Set problem: Make an exact copy of the records, with the pictures left out.

[Recorded data]
####################
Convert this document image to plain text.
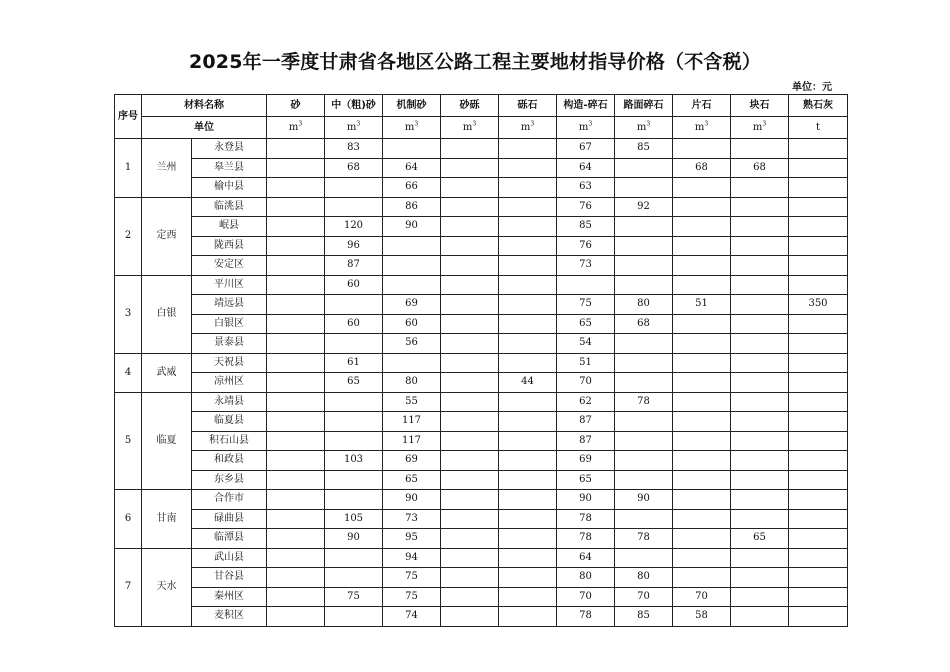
2025年一季度甘肃省各地区公路工程主要地材指导价格（不含税）
单位：元
序号	材料名称		砂	中（粗)砂	机制砂	砂砾	砾石	构造-碎石	路面碎石	片石	块石	熟石灰
	单位		$m^3$	$m^3$	$m^3$	$m^3$	$m^3$	$m^3$	$m^3$	$m^3$	$m^3$	t
1	兰州	永登县		83				67	85			
		皋兰县		68	64			64		68	68	
		榆中县			66			63				
2	定西	临洮县			86			76	92			
		岷县		120	90			85				
		陇西县		96				76				
		安定区		87				73				
3	白银	平川区		60								
		靖远县			69			75	80	51		350
		白银区		60	60			65	68			
		景泰县			56			54				
4	武威	天祝县		61				51				
		凉州区		65	80		44	70				
5	临夏	永靖县			55			62	78			
		临夏县			117			87				
		积石山县			117			87				
		和政县		103	69			69				
		东乡县			65			65				
6	甘南	合作市			90			90	90			
		碌曲县		105	73			78				
		临潭县		90	95			78	78		65	
7	天水	武山县			94			64				
		甘谷县			75			80	80			
		秦州区		75	75			70	70	70		
		麦积区			74			78	85	58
####################
Result of the exercise:
Convert this document image to plain text.
2025年一季度甘肃省各地区公路工程主要地材指导价格（不含税）
单位：元
序号	材料名称		砂	中（粗)砂	机制砂	砂砾	砾石	构造-碎石	路面碎石	片石	块石	熟石灰
	单位		$m^3$	$m^3$	$m^3$	$m^3$	$m^3$	$m^3$	$m^3$	$m^3$	$m^3$	t
1	兰州	永登县		83				67	85			
		皋兰县		68	64			64		68	68	
		榆中县			66			63				
2	定西	临洮县			86			76	92			
		岷县		120	90			85				
		陇西县		96				76				
		安定区		87				73				
3	白银	平川区		60								
		靖远县			69			75	80	51		350
		白银区		60	60			65	68			
		景泰县			56			54				
4	武威	天祝县		61				51				
		凉州区		65	80		44	70				
5	临夏	永靖县			55			62	78			
		临夏县			117			87				
		积石山县			117			87				
		和政县		103	69			69				
		东乡县			65			65				
6	甘南	合作市			90			90	90			
		碌曲县		105	73			78				
		临潭县		90	95			78	78		65	
7	天水	武山县			94			64				
		甘谷县			75			80	80			
		秦州区		75	75			70	70	70		
		麦积区			74			78	85	58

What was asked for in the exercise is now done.